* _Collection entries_

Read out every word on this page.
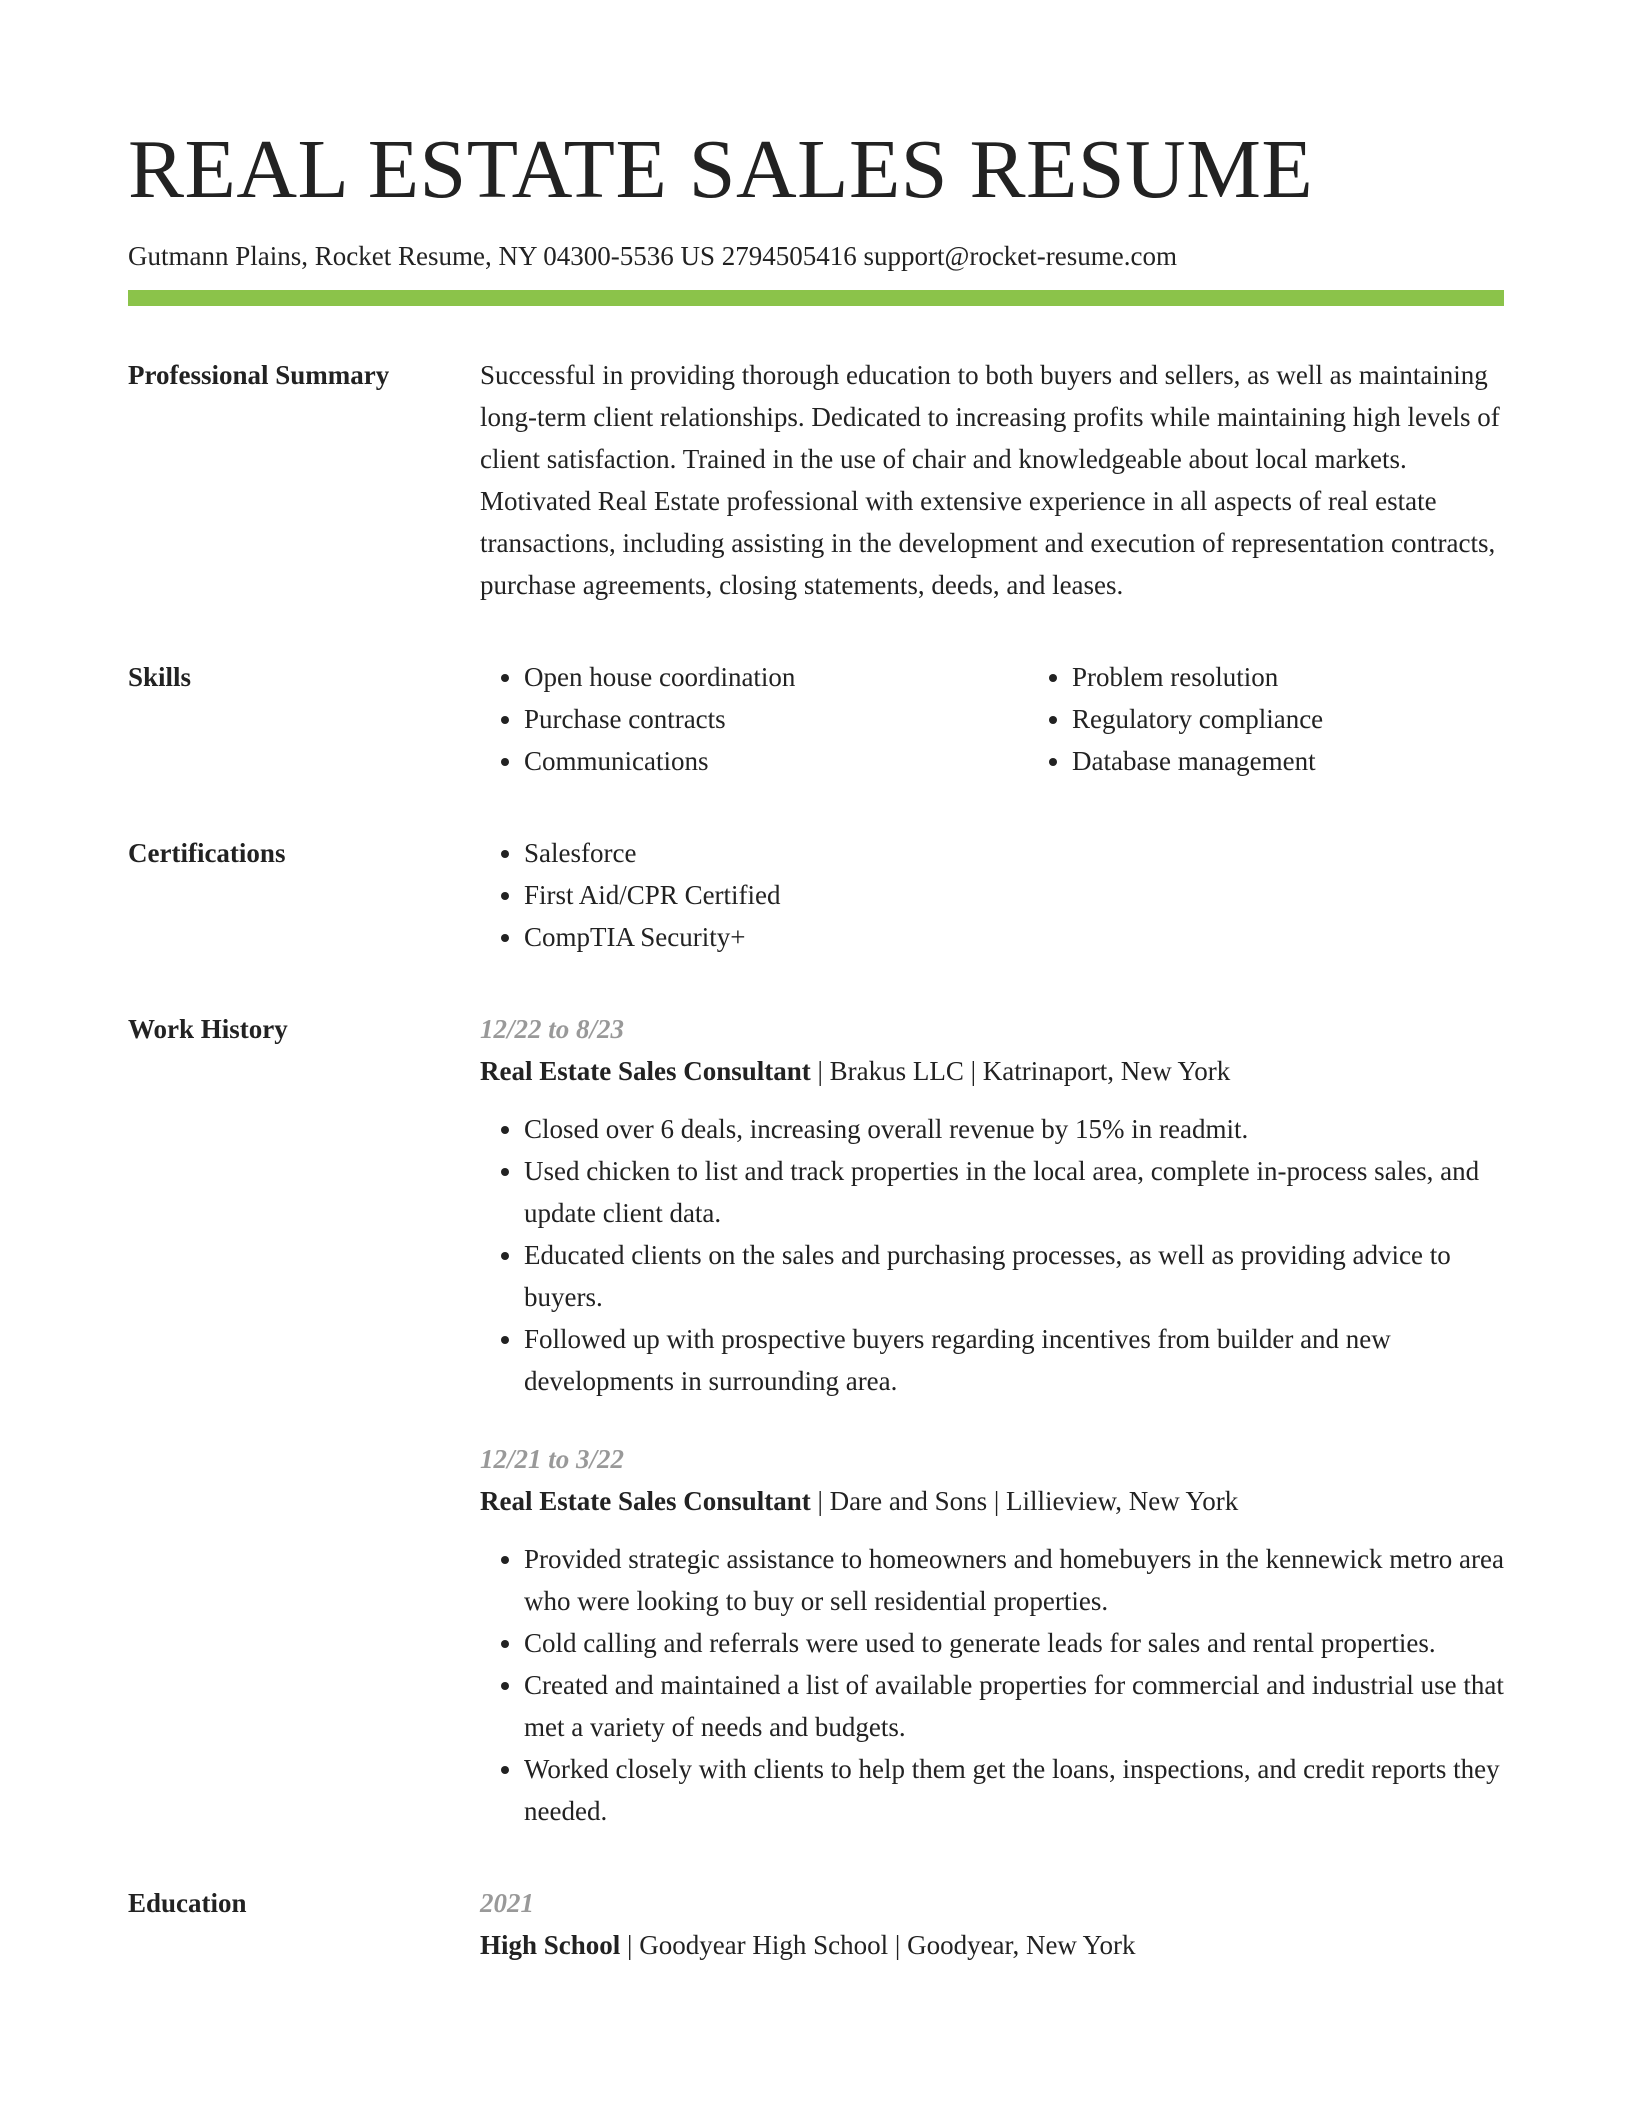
REAL ESTATE SALES RESUME
Gutmann Plains, Rocket Resume, NY 04300-5536 US 2794505416 support@rocket-resume.com
Professional Summary	Successful in providing thorough education to both buyers and sellers, as well as maintaining long-term client relationships. Dedicated to increasing profits while maintaining high levels of client satisfaction. Trained in the use of chair and knowledgeable about local markets. Motivated Real Estate professional with extensive experience in all aspects of real estate transactions, including assisting in the development and execution of representation contracts, purchase agreements, closing statements, deeds, and leases.

Skills	• Open house coordination
• Purchase contracts
• Communications
• Problem resolution
• Regulatory compliance
• Database management
Certifications	• Salesforce
• First Aid/CPR Certified
• CompTIA Security+
Work History	12/22 to 8/23
Real Estate Sales Consultant | Brakus LLC | Katrinaport, New York
• Closed over 6 deals, increasing overall revenue by 15% in readmit.
• Used chicken to list and track properties in the local area, complete in-process sales, and update client data.
• Educated clients on the sales and purchasing processes, as well as providing advice to buyers.
• Followed up with prospective buyers regarding incentives from builder and new developments in surrounding area.
12/21 to 3/22
Real Estate Sales Consultant | Dare and Sons | Lillieview, New York
• Provided strategic assistance to homeowners and homebuyers in the kennewick metro area who were looking to buy or sell residential properties.
• Cold calling and referrals were used to generate leads for sales and rental properties.
• Created and maintained a list of available properties for commercial and industrial use that met a variety of needs and budgets.
• Worked closely with clients to help them get the loans, inspections, and credit reports they needed.
Education	2021
High School | Goodyear High School | Goodyear, New York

* _Exercise instructions_
Work out how many lines of the listing above include "properties". Answer with the number and nothing more.

* _Expected answer_
4